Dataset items

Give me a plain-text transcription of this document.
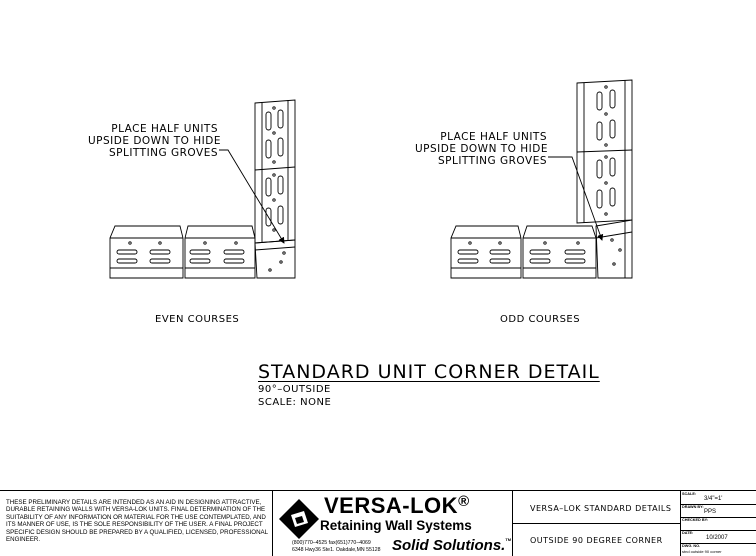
PLACE HALF UNITS
UPSIDE DOWN TO HIDE
SPLITTING GROVES
PLACE HALF UNITS
UPSIDE DOWN TO HIDE
SPLITTING GROVES
EVEN COURSES	ODD COURSES
STANDARD UNIT CORNER DETAIL
90°–OUTSIDE
SCALE: NONE
THESE PRELIMINARY DETAILS ARE INTENDED AS AN AID IN DESIGNING ATTRACTIVE, DURABLE RETAINING WALLS WITH VERSA-LOK UNITS. FINAL DETERMINATION OF THE SUITABILITY OF ANY INFORMATION OR MATERIAL FOR THE USE CONTEMPLATED, AND ITS MANNER OF USE, IS THE SOLE RESPONSIBILITY OF THE USER. A FINAL PROJECT SPECIFIC DESIGN SHOULD BE PREPARED BY A QUALIFIED, LICENSED, PROFESSIONAL ENGINEER.
VERSA-LOK®
Retaining Wall Systems
(800)770–4525 fax(651)770–4069
6348 Hwy36 Ste1. Oakdale,MN 55128 Solid Solutions.™
VERSA–LOK STANDARD DETAILS
OUTSIDE 90 DEGREE CORNER
SCALE:
3/4"=1'
DRAWN BY:
PPS
CHECKED BY:
DATE:
10/2007
DWG. NO.
stnd outside 90 corner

▶ _AIM OF THE EXERCISE_
Reproduce all entries exactly. Pictures do not belong in the copy.

▶ _CORRECT OUTPUT_
Give me a plain-text transcription of this document.
PLACE HALF UNITS
UPSIDE DOWN TO HIDE
SPLITTING GROVES
PLACE HALF UNITS
UPSIDE DOWN TO HIDE
SPLITTING GROVES
EVEN COURSES	ODD COURSES
STANDARD UNIT CORNER DETAIL
90°–OUTSIDE
SCALE: NONE
THESE PRELIMINARY DETAILS ARE INTENDED AS AN AID IN DESIGNING ATTRACTIVE, DURABLE RETAINING WALLS WITH VERSA-LOK UNITS. FINAL DETERMINATION OF THE SUITABILITY OF ANY INFORMATION OR MATERIAL FOR THE USE CONTEMPLATED, AND ITS MANNER OF USE, IS THE SOLE RESPONSIBILITY OF THE USER. A FINAL PROJECT SPECIFIC DESIGN SHOULD BE PREPARED BY A QUALIFIED, LICENSED, PROFESSIONAL ENGINEER.
VERSA-LOK®
Retaining Wall Systems
(800)770–4525 fax(651)770–4069
6348 Hwy36 Ste1. Oakdale,MN 55128 Solid Solutions.™
VERSA–LOK STANDARD DETAILS
OUTSIDE 90 DEGREE CORNER
SCALE:
3/4"=1'
DRAWN BY:
PPS
CHECKED BY:
DATE:
10/2007
DWG. NO.
stnd outside 90 corner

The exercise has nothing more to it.